» **Exercise brief**
Can you copy out the entries below word for word, from the line containing "Identify all the" through the line containing "Text: N: N — [176, 229, 185, 242]", including both of those lines, with the pictures left out?

» **Entries**
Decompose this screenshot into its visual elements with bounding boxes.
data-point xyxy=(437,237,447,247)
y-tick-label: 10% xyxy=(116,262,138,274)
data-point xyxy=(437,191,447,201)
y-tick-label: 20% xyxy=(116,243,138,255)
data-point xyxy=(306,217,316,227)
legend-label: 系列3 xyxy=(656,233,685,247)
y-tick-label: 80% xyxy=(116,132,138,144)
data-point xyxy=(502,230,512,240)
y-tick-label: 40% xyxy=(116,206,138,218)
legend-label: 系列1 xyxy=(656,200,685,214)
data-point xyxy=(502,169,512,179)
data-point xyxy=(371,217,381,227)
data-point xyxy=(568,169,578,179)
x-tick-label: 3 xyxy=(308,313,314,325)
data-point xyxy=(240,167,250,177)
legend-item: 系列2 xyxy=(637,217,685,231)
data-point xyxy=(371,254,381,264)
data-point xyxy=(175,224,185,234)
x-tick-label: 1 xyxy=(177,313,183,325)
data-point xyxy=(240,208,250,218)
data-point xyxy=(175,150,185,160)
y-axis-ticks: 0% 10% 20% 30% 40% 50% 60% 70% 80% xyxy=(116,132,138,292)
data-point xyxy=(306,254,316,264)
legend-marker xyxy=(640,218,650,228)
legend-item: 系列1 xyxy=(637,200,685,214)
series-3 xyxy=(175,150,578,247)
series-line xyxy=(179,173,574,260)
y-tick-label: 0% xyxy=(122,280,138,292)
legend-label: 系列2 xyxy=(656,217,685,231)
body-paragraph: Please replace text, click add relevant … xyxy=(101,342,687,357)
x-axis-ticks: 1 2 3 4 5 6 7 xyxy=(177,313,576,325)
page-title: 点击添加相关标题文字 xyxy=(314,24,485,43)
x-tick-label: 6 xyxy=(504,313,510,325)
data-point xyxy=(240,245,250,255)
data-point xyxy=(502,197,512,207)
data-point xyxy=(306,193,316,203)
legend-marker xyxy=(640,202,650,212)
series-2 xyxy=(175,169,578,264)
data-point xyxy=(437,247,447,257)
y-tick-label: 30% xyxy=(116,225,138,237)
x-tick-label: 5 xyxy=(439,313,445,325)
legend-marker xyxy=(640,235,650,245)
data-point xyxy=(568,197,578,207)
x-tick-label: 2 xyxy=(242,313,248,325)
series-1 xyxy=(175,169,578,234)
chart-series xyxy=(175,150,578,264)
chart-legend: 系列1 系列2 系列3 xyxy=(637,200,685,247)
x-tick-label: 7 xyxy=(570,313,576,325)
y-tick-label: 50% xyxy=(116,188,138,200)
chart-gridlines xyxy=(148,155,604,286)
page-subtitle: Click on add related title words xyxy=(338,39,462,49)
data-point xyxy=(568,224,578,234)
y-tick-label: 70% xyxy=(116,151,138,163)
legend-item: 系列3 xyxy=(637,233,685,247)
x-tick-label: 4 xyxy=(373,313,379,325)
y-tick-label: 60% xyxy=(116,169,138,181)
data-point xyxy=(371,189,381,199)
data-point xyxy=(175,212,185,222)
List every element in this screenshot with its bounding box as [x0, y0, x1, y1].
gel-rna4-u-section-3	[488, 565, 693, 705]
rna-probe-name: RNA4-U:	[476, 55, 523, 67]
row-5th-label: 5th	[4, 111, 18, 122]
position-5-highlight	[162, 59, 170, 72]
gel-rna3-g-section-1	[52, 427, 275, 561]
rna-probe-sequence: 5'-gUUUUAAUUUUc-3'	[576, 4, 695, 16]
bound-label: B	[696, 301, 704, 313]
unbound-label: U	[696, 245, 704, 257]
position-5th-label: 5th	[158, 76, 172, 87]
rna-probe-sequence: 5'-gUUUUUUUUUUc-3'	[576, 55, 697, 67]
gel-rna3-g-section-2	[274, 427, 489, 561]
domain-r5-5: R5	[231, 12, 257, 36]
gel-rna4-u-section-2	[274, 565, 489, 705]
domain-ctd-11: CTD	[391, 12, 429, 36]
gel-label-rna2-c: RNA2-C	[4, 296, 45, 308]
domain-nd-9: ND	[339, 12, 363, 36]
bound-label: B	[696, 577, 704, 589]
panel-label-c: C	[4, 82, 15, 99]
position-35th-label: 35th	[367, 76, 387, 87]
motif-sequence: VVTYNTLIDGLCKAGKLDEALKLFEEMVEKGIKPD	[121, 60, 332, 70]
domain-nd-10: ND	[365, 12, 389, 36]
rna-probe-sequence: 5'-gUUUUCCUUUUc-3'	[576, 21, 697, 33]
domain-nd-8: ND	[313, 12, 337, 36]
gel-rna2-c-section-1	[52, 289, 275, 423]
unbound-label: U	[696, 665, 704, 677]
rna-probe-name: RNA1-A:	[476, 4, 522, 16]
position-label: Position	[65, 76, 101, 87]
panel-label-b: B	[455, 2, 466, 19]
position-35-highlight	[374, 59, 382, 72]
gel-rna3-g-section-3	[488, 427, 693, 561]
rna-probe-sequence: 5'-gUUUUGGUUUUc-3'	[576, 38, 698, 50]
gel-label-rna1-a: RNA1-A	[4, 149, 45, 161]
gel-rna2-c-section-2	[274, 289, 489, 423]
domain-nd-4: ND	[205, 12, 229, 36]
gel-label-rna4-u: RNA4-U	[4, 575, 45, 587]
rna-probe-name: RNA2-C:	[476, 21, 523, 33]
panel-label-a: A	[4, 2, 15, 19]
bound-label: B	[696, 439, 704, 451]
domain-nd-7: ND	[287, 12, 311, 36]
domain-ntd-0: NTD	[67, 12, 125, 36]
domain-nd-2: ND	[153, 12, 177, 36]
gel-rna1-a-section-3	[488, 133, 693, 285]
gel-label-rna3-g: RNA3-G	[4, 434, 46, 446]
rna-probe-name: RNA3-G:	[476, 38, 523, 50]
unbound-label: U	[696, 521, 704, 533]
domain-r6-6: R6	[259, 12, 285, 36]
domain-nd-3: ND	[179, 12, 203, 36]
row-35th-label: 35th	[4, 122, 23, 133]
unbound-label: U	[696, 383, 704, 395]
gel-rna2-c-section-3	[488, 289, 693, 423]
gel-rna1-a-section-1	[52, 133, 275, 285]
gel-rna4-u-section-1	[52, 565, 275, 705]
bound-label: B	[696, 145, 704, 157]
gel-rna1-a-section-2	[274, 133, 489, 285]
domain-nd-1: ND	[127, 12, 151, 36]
* * *
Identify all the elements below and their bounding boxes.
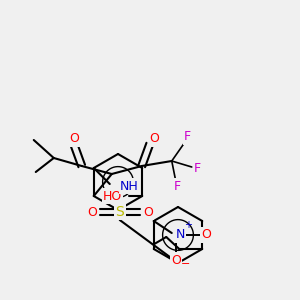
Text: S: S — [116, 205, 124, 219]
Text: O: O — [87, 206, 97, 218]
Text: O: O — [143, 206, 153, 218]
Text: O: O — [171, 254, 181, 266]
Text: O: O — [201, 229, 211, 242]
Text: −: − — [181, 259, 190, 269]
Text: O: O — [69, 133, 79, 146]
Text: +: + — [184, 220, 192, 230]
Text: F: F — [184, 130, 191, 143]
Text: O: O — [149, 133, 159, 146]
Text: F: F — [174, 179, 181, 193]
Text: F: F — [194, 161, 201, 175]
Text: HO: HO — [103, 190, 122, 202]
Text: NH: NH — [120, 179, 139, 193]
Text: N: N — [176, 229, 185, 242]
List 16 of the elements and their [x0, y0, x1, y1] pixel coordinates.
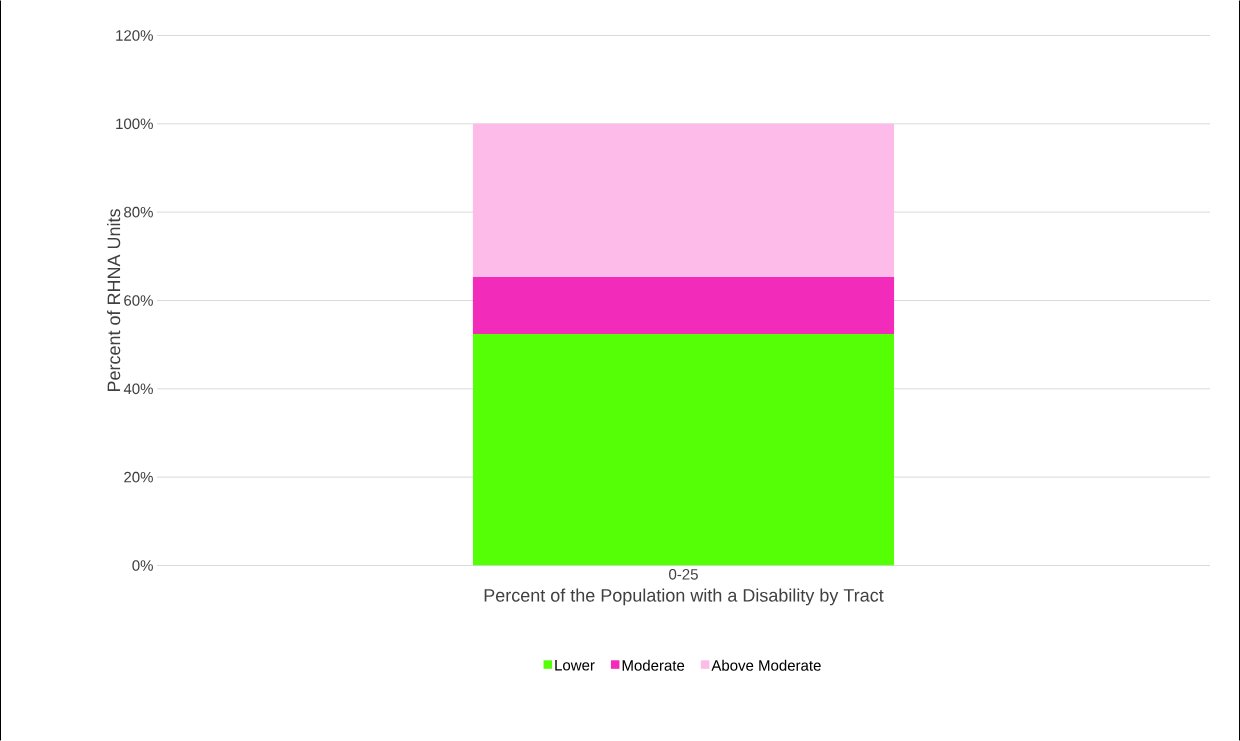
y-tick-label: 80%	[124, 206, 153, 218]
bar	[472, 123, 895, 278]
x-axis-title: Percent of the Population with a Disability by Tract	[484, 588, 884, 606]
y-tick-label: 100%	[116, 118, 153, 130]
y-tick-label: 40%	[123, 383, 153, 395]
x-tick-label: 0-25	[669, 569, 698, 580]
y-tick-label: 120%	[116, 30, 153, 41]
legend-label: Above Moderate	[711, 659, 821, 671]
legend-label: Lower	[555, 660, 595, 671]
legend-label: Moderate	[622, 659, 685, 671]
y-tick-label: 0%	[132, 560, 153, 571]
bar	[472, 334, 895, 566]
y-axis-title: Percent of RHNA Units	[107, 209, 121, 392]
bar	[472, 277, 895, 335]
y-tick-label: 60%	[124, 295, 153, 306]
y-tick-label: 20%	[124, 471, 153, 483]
...
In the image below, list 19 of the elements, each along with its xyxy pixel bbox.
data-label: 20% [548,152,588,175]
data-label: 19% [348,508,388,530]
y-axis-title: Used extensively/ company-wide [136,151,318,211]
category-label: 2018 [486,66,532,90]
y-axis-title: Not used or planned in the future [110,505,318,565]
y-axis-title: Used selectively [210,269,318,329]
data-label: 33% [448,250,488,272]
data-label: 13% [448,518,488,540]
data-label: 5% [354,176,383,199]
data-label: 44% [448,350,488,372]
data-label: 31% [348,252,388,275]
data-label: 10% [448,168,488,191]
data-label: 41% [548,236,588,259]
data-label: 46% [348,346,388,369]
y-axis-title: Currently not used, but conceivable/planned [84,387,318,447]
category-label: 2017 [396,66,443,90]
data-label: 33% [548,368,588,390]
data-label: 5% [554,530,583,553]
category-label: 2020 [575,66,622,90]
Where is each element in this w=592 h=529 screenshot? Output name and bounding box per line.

» **Exercise response**
Identify all the elements below and their bounding boxes.
Text: S: S — [116, 205, 124, 219]
Text: O: O — [87, 206, 97, 218]
Text: O: O — [143, 206, 153, 218]
Text: O: O — [171, 254, 181, 266]
Text: O: O — [201, 229, 211, 242]
Text: −: − — [181, 259, 190, 269]
Text: O: O — [69, 133, 79, 146]
Text: +: + — [184, 220, 192, 230]
Text: F: F — [184, 130, 191, 143]
Text: O: O — [149, 133, 159, 146]
Text: F: F — [174, 179, 181, 193]
Text: F: F — [194, 161, 201, 175]
Text: HO: HO — [103, 190, 122, 202]
Text: NH: NH — [120, 179, 139, 193]
Text: N: N — [176, 229, 185, 242]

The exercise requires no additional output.